THE EXERCISE
In the data, start with the line containing "32, 157, 39]" and continue through the line containing "browser-chrome: myvueapp ×". Reproduce only those lines, replacing "FoodMood" with "MoodFood" and leaving everything else unchanged.

SUPPLIED MATERIAL
• • • • •

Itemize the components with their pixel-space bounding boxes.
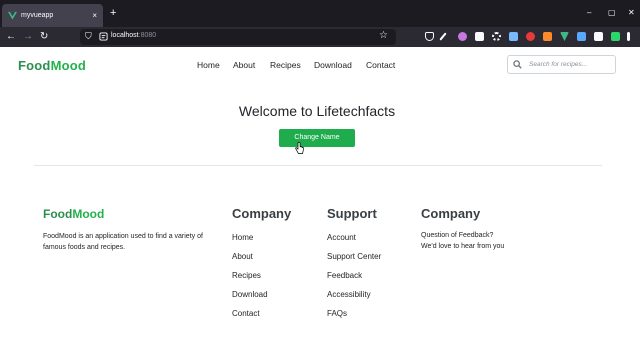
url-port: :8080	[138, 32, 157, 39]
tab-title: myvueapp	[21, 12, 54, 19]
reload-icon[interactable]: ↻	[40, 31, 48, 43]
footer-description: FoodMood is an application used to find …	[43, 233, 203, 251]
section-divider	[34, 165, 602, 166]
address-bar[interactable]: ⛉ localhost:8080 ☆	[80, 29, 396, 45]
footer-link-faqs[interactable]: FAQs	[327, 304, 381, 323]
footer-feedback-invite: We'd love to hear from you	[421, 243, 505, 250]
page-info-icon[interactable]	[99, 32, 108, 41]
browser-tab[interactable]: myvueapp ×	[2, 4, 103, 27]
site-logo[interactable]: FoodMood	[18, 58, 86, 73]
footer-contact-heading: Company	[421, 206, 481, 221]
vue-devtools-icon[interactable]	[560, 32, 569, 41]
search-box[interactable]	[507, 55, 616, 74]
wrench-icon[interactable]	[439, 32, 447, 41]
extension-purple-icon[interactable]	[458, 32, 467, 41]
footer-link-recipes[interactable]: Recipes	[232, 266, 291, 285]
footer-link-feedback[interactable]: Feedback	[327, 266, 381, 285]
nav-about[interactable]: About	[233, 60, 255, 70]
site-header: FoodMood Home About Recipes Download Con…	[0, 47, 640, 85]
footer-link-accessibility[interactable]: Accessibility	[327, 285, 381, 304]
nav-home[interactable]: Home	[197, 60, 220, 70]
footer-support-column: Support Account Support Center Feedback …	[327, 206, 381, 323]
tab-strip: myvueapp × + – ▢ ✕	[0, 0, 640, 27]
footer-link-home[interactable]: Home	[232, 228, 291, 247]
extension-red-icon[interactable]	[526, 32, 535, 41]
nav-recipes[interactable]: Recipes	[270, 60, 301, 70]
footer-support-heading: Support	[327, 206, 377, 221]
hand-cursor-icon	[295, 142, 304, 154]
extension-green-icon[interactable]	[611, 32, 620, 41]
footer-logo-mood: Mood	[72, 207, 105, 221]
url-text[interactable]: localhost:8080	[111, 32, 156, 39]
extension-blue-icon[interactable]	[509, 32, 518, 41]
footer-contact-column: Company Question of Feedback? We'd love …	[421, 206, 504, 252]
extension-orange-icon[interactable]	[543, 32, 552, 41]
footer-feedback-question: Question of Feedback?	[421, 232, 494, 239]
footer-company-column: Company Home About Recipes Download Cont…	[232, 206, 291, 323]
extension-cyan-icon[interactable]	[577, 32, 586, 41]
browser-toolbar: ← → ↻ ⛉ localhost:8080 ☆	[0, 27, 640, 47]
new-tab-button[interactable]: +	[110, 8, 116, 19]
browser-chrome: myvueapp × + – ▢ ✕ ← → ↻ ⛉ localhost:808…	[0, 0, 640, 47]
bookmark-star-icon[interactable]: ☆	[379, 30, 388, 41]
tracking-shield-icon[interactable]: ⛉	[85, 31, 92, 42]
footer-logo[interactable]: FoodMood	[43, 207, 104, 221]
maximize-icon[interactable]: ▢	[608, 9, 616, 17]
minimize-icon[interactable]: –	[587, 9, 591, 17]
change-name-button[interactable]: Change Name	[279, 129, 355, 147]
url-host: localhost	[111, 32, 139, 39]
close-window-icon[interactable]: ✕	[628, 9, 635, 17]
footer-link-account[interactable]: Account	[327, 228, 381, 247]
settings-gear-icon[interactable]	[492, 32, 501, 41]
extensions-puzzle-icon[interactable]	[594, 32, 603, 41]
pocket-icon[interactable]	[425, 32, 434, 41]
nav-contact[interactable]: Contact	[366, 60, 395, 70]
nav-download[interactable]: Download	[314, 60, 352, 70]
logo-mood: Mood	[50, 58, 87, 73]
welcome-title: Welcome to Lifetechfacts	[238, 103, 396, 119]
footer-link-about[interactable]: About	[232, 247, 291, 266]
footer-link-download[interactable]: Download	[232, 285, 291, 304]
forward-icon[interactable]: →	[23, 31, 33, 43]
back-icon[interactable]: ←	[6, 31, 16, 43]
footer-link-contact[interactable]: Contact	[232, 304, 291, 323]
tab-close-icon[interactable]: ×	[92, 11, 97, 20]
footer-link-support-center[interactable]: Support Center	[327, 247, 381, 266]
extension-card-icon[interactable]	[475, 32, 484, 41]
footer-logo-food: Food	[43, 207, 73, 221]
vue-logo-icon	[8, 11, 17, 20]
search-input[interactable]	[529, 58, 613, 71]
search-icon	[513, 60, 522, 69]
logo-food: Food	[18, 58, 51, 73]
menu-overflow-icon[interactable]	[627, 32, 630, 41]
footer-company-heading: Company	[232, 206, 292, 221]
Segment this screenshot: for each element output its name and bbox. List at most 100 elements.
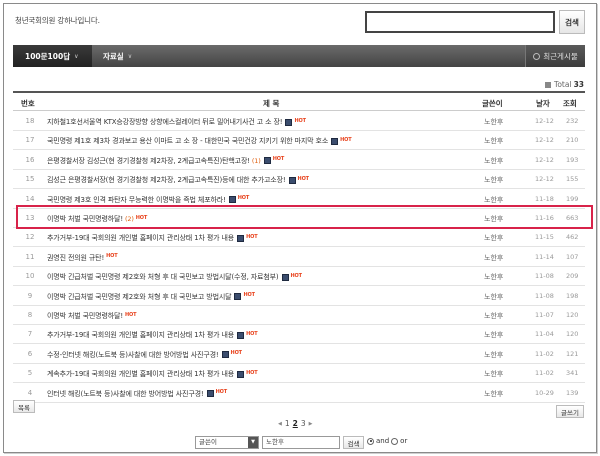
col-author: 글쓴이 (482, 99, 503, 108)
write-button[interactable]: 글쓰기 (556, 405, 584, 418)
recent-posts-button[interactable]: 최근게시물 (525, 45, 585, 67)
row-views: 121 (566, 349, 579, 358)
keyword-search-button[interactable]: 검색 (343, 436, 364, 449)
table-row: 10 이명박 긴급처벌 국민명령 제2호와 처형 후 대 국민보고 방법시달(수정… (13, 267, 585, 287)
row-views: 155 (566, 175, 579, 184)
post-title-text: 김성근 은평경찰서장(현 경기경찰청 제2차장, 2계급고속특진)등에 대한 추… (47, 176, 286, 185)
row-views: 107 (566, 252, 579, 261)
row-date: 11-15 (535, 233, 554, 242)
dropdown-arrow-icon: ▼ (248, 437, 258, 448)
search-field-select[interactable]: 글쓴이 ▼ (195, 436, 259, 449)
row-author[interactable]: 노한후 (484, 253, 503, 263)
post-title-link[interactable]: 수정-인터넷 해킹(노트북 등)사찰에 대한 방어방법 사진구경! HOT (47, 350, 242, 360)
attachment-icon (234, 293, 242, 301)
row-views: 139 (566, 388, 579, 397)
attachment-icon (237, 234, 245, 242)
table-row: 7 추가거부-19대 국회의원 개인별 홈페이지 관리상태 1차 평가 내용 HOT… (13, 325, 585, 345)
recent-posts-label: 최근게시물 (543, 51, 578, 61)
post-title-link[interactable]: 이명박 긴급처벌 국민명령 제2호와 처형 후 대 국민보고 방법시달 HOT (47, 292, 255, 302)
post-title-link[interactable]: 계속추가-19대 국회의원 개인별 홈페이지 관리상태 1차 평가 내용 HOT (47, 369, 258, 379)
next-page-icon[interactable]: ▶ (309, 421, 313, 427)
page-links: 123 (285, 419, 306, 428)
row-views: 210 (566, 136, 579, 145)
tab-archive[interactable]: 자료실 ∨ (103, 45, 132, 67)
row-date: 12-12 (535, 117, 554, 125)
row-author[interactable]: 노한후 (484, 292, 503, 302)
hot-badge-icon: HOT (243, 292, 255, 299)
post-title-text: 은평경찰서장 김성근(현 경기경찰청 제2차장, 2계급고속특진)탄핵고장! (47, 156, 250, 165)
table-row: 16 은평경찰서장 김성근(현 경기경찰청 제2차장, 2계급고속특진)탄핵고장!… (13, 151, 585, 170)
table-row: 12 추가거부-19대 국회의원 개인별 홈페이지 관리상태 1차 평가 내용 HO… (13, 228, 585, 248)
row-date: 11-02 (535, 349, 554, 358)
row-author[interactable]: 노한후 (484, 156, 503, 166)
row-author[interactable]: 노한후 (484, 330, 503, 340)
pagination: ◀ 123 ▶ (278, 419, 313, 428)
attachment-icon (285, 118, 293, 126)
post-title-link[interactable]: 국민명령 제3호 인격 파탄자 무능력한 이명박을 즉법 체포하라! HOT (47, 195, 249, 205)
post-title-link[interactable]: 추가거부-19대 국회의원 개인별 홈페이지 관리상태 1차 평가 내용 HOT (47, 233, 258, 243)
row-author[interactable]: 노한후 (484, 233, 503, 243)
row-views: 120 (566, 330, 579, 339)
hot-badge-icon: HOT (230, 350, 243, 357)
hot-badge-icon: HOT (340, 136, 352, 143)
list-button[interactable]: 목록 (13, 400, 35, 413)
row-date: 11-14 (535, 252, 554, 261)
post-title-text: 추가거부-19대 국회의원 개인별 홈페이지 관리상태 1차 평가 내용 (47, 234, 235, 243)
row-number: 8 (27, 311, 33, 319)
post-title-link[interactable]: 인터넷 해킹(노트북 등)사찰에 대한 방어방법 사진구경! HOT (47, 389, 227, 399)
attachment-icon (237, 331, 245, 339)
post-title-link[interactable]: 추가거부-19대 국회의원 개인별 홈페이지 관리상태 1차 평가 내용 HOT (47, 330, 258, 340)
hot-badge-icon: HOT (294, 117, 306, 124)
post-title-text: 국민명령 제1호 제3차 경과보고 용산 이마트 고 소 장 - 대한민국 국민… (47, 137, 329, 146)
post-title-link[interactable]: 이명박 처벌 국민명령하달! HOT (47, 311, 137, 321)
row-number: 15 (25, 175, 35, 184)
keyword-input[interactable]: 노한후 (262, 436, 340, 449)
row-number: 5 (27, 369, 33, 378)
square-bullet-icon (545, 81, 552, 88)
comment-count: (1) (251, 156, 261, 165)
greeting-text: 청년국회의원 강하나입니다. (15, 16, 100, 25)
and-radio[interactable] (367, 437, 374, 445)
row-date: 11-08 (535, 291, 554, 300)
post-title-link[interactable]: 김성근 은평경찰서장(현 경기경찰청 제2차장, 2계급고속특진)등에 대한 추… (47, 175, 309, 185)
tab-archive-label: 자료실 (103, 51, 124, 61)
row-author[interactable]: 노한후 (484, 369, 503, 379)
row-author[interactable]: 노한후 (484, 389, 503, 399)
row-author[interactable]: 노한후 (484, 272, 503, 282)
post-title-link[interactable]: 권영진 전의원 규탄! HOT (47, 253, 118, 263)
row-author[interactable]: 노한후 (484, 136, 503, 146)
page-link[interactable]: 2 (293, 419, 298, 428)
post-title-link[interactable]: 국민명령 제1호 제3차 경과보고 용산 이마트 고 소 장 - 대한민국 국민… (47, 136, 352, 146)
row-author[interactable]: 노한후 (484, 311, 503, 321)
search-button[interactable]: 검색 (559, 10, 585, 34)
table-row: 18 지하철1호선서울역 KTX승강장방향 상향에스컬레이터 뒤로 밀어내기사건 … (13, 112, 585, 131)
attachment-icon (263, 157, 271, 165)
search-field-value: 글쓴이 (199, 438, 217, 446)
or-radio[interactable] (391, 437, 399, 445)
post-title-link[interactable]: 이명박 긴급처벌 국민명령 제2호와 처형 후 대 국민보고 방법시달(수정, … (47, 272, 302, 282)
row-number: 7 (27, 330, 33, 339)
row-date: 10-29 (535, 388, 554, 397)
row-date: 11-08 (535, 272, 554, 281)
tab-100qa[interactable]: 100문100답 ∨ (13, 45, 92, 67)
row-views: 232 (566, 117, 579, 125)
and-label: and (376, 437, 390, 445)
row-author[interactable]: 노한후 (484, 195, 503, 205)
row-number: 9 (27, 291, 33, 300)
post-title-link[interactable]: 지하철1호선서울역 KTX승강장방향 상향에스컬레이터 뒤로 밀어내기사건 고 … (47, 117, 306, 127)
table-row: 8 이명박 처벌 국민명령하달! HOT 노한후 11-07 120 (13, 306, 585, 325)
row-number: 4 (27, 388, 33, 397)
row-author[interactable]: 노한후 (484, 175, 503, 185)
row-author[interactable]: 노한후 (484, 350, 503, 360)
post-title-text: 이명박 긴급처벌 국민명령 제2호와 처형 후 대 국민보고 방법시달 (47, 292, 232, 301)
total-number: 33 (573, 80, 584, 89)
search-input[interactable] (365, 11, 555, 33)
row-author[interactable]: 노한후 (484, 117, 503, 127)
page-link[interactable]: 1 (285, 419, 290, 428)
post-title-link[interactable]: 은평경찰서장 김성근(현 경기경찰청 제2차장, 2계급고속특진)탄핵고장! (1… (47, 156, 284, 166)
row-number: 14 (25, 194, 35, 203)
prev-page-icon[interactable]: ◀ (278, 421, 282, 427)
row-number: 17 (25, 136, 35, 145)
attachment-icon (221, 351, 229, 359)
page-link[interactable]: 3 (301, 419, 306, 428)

• • • • •

ANSWER TO THE EXERCISE
url-port: :8080	[138, 32, 157, 39]
tab-title: myvueapp	[21, 12, 54, 19]
reload-icon[interactable]: ↻	[40, 31, 48, 43]
footer-description: MoodFood is an application used to find …	[43, 233, 203, 251]
section-divider	[34, 165, 602, 166]
address-bar[interactable]: ⛉ localhost:8080 ☆	[80, 29, 396, 45]
footer-link-faqs[interactable]: FAQs	[327, 304, 381, 323]
footer-feedback-invite: We'd love to hear from you	[421, 243, 505, 250]
page-info-icon[interactable]	[99, 32, 108, 41]
browser-tab[interactable]: myvueapp ×	[2, 4, 103, 27]
site-logo[interactable]: MoodFood	[18, 58, 86, 73]
footer-contact-heading: Company	[421, 206, 481, 221]
vue-devtools-icon[interactable]	[560, 32, 569, 41]
search-box[interactable]	[507, 55, 616, 74]
wrench-icon[interactable]	[439, 32, 447, 41]
extension-purple-icon[interactable]	[458, 32, 467, 41]
footer-link-recipes[interactable]: Recipes	[232, 266, 291, 285]
footer-link-feedback[interactable]: Feedback	[327, 266, 381, 285]
nav-about[interactable]: About	[233, 60, 255, 70]
site-header: MoodFood Home About Recipes Download Con…	[0, 47, 640, 85]
footer-link-accessibility[interactable]: Accessibility	[327, 285, 381, 304]
nav-home[interactable]: Home	[197, 60, 220, 70]
footer-support-column: Support Account Support Center Feedback …	[327, 206, 381, 323]
tab-strip: myvueapp × + – ▢ ✕	[0, 0, 640, 27]
footer-link-home[interactable]: Home	[232, 228, 291, 247]
extension-red-icon[interactable]	[526, 32, 535, 41]
nav-recipes[interactable]: Recipes	[270, 60, 301, 70]
footer-support-heading: Support	[327, 206, 377, 221]
hand-cursor-icon	[295, 142, 304, 154]
extension-green-icon[interactable]	[611, 32, 620, 41]
footer-logo-mood: Mood	[72, 207, 105, 221]
url-text[interactable]: localhost:8080	[111, 32, 156, 39]
extension-blue-icon[interactable]	[509, 32, 518, 41]
footer-contact-column: Company Question of Feedback? We'd love …	[421, 206, 504, 252]
extension-orange-icon[interactable]	[543, 32, 552, 41]
footer-feedback-question: Question of Feedback?	[421, 232, 494, 239]
footer-company-column: Company Home About Recipes Download Cont…	[232, 206, 291, 323]
extension-cyan-icon[interactable]	[577, 32, 586, 41]
browser-toolbar: ← → ↻ ⛉ localhost:8080 ☆	[0, 27, 640, 47]
new-tab-button[interactable]: +	[110, 8, 116, 19]
browser-chrome: myvueapp × + – ▢ ✕ ← → ↻ ⛉ localhost:808…	[0, 0, 640, 47]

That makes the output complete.